Set exercise:
Look through the records below, and copy out every line that holds the string "dovedností".

Rows:
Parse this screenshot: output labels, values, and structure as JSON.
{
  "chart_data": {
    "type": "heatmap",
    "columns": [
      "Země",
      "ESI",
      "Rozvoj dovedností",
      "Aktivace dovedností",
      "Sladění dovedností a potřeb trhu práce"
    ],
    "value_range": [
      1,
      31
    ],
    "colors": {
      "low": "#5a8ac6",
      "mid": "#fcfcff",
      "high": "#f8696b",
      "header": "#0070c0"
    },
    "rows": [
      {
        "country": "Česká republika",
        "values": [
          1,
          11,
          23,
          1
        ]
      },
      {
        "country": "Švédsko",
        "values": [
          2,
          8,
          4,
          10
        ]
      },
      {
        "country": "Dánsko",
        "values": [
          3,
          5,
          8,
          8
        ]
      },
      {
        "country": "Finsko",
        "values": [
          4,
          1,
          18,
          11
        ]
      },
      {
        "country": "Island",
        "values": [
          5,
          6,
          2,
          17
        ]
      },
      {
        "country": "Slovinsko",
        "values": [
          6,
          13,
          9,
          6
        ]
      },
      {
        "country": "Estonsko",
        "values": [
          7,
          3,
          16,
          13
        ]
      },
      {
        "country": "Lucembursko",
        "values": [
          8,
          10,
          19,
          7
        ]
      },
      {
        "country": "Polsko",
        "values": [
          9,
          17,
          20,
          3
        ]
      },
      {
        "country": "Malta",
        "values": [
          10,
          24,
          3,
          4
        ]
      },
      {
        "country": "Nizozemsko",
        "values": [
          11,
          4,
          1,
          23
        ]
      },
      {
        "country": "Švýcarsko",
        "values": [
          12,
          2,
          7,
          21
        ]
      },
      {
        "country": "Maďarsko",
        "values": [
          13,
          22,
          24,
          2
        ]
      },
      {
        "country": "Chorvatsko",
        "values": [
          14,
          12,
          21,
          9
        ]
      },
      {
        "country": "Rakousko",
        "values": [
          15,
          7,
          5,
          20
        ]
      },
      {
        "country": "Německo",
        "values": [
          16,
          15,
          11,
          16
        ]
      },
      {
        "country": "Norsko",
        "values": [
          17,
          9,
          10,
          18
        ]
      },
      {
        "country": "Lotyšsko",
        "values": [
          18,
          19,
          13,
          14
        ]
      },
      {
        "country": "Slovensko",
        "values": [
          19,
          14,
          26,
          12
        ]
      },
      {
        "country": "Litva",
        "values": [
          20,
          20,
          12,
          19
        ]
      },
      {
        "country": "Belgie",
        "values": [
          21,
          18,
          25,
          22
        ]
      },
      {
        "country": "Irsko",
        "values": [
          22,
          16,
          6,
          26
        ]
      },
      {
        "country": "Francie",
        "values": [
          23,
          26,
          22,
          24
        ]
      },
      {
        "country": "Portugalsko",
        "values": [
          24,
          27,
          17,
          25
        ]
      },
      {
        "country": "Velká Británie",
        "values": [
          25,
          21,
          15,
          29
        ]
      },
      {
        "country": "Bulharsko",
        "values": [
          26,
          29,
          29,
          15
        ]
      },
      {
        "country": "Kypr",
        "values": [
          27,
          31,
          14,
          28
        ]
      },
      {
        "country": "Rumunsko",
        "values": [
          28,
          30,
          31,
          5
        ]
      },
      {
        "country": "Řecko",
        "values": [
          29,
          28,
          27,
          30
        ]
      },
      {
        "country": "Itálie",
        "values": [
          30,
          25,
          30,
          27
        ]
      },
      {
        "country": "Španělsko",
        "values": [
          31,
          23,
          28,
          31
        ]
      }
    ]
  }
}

Reply to the exercise:
      "Rozvoj dovedností",
      "Aktivace dovedností",
      "Sladění dovedností a potřeb trhu práce"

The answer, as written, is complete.